▸ GIVEN PROBLEM: Write out all lines holding the word "BIOFLEISCH".

··· SUPPLIED INFORMATION

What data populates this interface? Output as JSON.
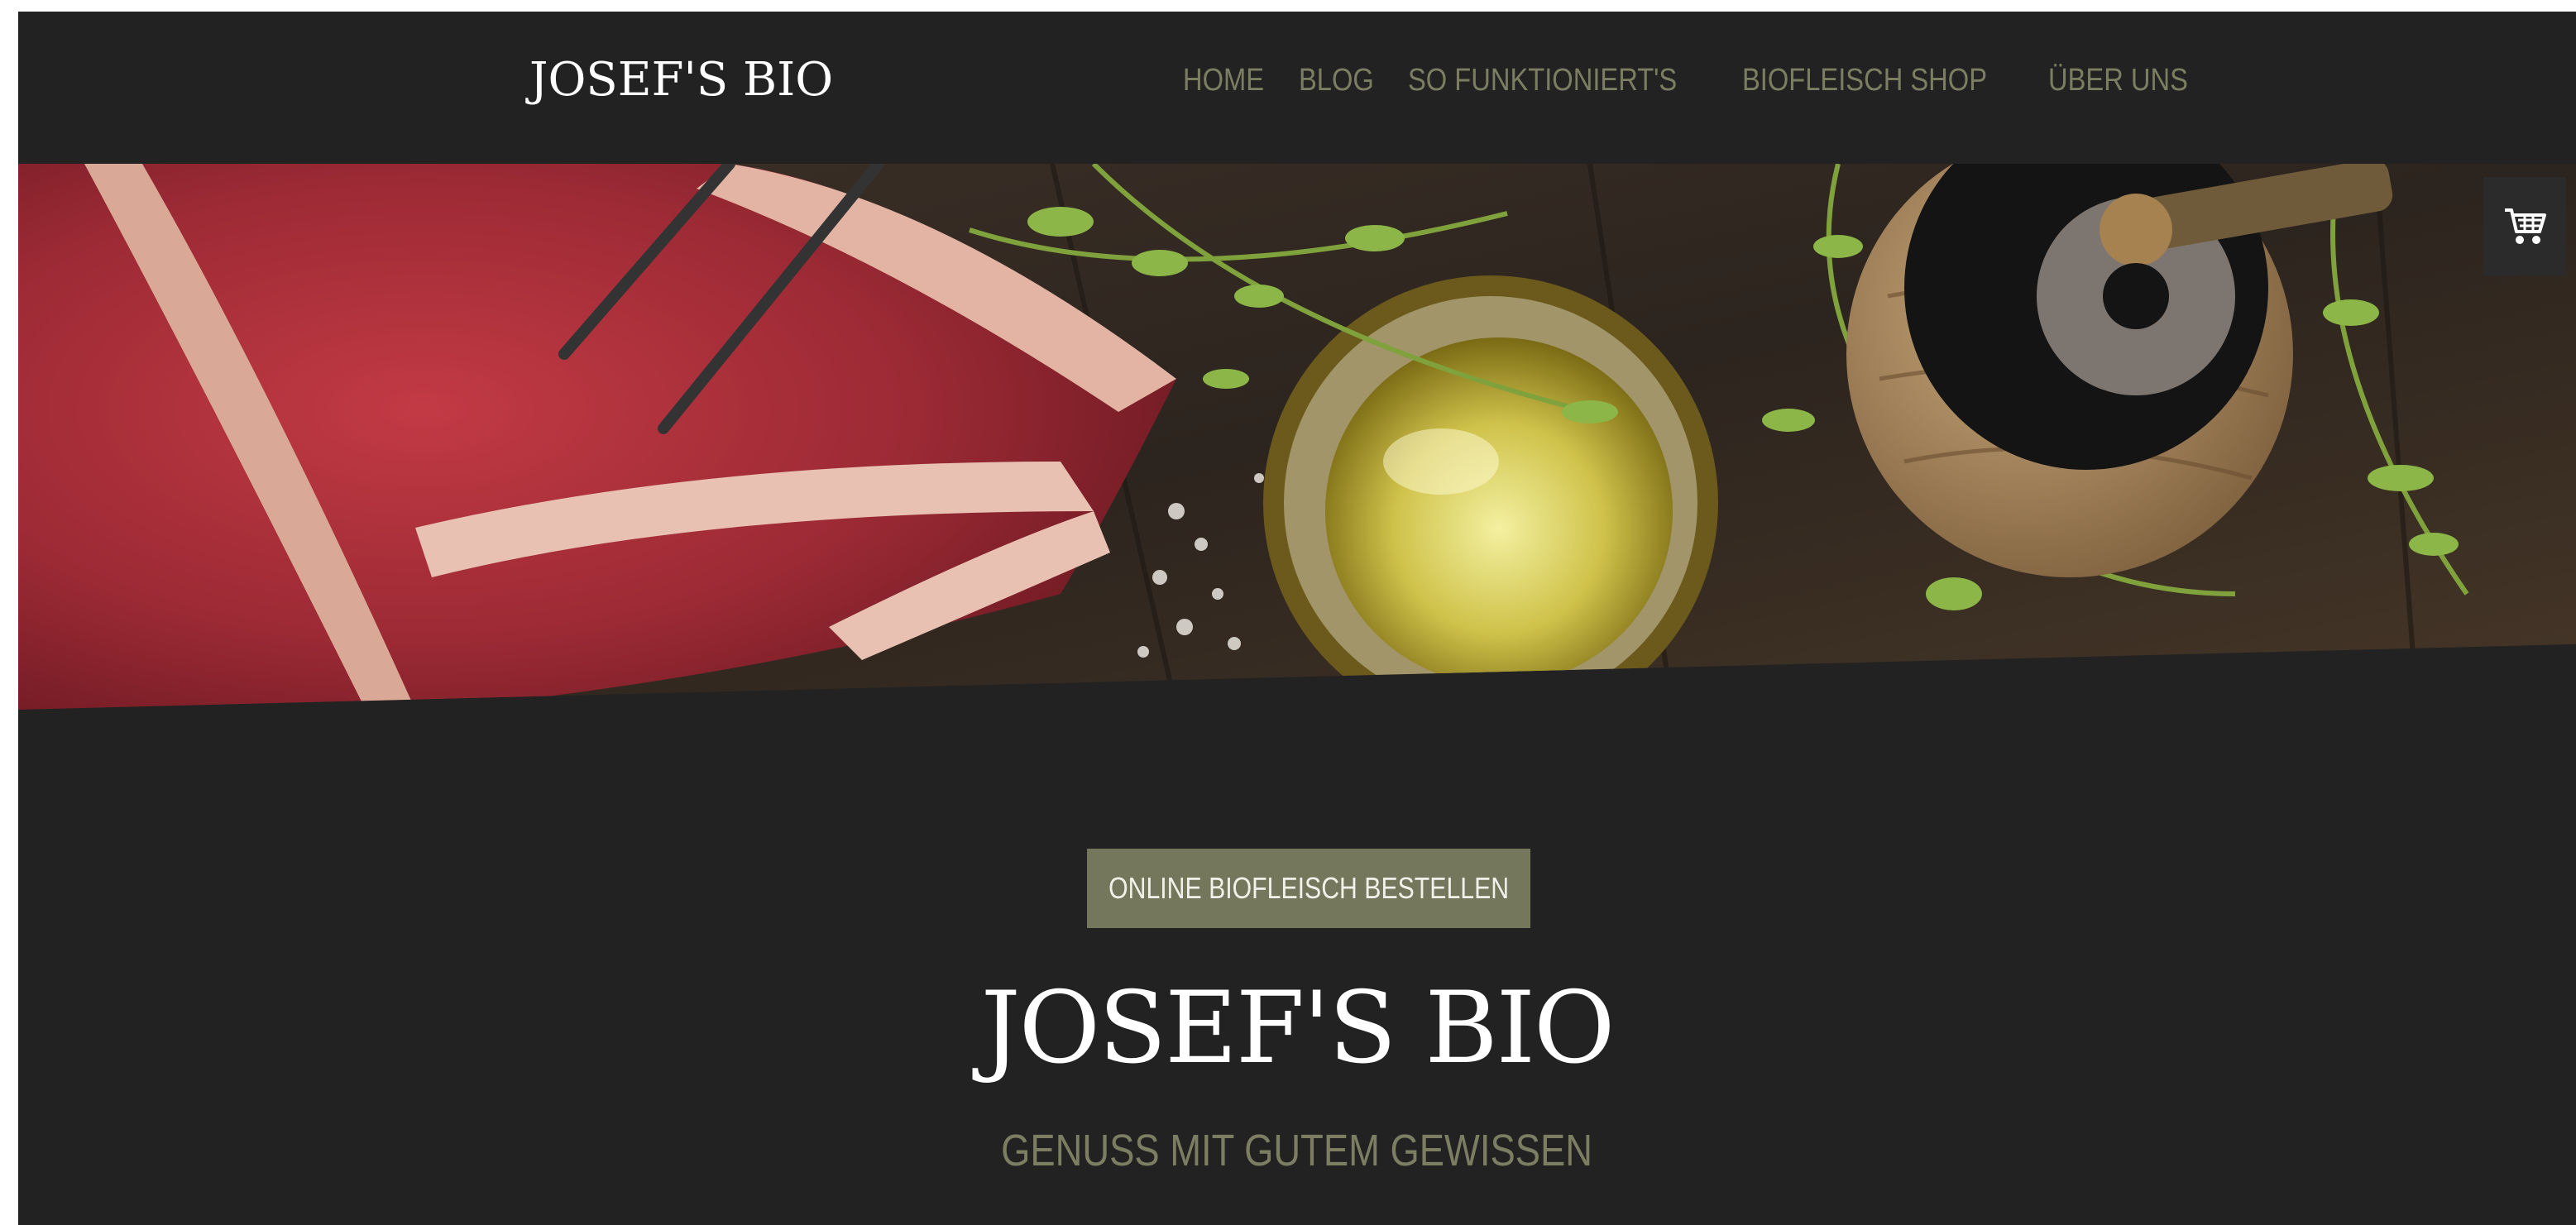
{
  "brand": {
    "logo": "JOSEF'S BIO"
  },
  "nav": {
    "items": [
      {
        "label": "HOME"
      },
      {
        "label": "BLOG"
      },
      {
        "label": "SO FUNKTIONIERT'S"
      },
      {
        "label": "BIOFLEISCH SHOP"
      },
      {
        "label": "ÜBER UNS"
      }
    ]
  },
  "hero": {
    "image": "steak-olive-oil-pepper-mill-photo",
    "cart_icon": "shopping-cart-icon"
  },
  "main": {
    "cta_label": "ONLINE BIOFLEISCH BESTELLEN",
    "title": "JOSEF'S BIO",
    "subtitle": "GENUSS MIT GUTEM GEWISSEN"
  },
  "colors": {
    "background": "#222222",
    "accent": "#75775c",
    "nav_text": "#7c7e62",
    "heading": "#ffffff"
  }
}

······

▸ WRITTEN RESPONSE:
        "label": "BIOFLEISCH SHOP"
    "cta_label": "ONLINE BIOFLEISCH BESTELLEN",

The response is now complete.